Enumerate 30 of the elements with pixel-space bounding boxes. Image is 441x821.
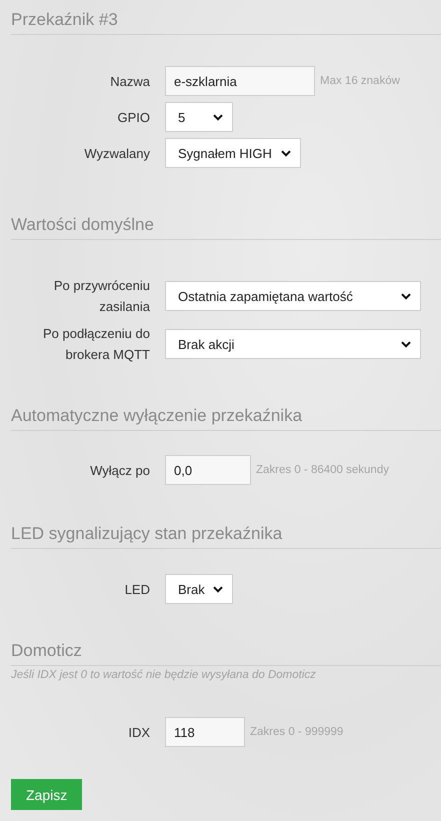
section-title: Przekaźnik #3 — [11, 7, 441, 35]
text-field[interactable]: 118 — [165, 717, 245, 747]
chevron-down-icon — [401, 292, 411, 300]
dropdown[interactable]: Sygnałem HIGH — [165, 138, 301, 168]
section-title: Wartości domyślne — [11, 212, 441, 240]
chevron-down-icon — [281, 150, 291, 156]
section-title: Domoticz — [11, 638, 441, 666]
section-note: Jeśli IDX jest 0 to wartość nie będzie wysyłana do Domoticz — [11, 669, 317, 681]
field-label: Nazwa — [109, 72, 150, 90]
chevron-down-icon — [401, 340, 411, 348]
dropdown[interactable]: 5 — [165, 102, 233, 132]
field-hint: Zakres 0 - 999999 — [250, 726, 344, 738]
dropdown[interactable]: Brak akcji — [165, 329, 421, 359]
section-title: LED sygnalizujący stan przekaźnika — [11, 521, 441, 549]
field-hint: Zakres 0 - 86400 sekundy — [256, 464, 389, 476]
field-label: Wyłącz po — [89, 462, 150, 480]
chevron-down-icon — [213, 586, 223, 592]
field-label: GPIO — [116, 108, 150, 126]
field-hint: Max 16 znaków — [320, 75, 400, 87]
field-label: Po podłączeniu do brokera MQTT — [42, 325, 150, 364]
dropdown[interactable]: Ostatnia zapamiętana wartość — [165, 281, 421, 311]
dropdown[interactable]: Brak — [165, 574, 233, 604]
field-label: Wyzwalany — [83, 144, 150, 163]
section-title: Automatyczne wyłączenie przekaźnika — [11, 403, 441, 431]
text-field[interactable]: 0,0 — [165, 455, 251, 485]
text-field[interactable]: e-szklarnia — [165, 66, 315, 96]
field-label: LED — [124, 580, 150, 598]
chevron-down-icon — [213, 114, 223, 120]
field-label: Po przywróceniu zasilania — [52, 277, 150, 316]
field-label: IDX — [127, 724, 150, 742]
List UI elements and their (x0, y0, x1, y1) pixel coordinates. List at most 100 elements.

▸ PROMPT:
Rewrite the items above, replacing every "chevron-down-icon" with "arrow-down-icon" and changing nothing else. Omit the pictures from your answer.

▸ OUTPUT FOR THIS TASK:
Enumerate 30 of the elements with pixel-space bounding boxes. Image is 441x821.
section-title: Przekaźnik #3 — [11, 7, 441, 35]
text-field[interactable]: 118 — [165, 717, 245, 747]
arrow-down-icon — [401, 292, 411, 300]
dropdown[interactable]: Sygnałem HIGH — [165, 138, 301, 168]
section-title: Wartości domyślne — [11, 212, 441, 240]
arrow-down-icon — [281, 150, 291, 156]
section-title: Domoticz — [11, 638, 441, 666]
section-note: Jeśli IDX jest 0 to wartość nie będzie wysyłana do Domoticz — [11, 669, 317, 681]
field-label: Nazwa — [109, 72, 150, 90]
arrow-down-icon — [401, 340, 411, 348]
dropdown[interactable]: 5 — [165, 102, 233, 132]
field-hint: Zakres 0 - 999999 — [250, 726, 344, 738]
dropdown[interactable]: Brak akcji — [165, 329, 421, 359]
section-title: LED sygnalizujący stan przekaźnika — [11, 521, 441, 549]
field-hint: Zakres 0 - 86400 sekundy — [256, 464, 389, 476]
field-label: Wyłącz po — [89, 462, 150, 480]
arrow-down-icon — [213, 586, 223, 592]
field-label: GPIO — [116, 108, 150, 126]
field-hint: Max 16 znaków — [320, 75, 400, 87]
field-label: Po podłączeniu do brokera MQTT — [42, 325, 150, 364]
dropdown[interactable]: Ostatnia zapamiętana wartość — [165, 281, 421, 311]
dropdown[interactable]: Brak — [165, 574, 233, 604]
field-label: Wyzwalany — [83, 144, 150, 163]
section-title: Automatyczne wyłączenie przekaźnika — [11, 403, 441, 431]
text-field[interactable]: 0,0 — [165, 455, 251, 485]
text-field[interactable]: e-szklarnia — [165, 66, 315, 96]
field-label: LED — [124, 580, 150, 598]
arrow-down-icon — [213, 114, 223, 120]
field-label: Po przywróceniu zasilania — [52, 277, 150, 316]
field-label: IDX — [127, 724, 150, 742]
List UI elements and their (x0, y0, x1, y1) pixel coordinates. List at most 100 elements.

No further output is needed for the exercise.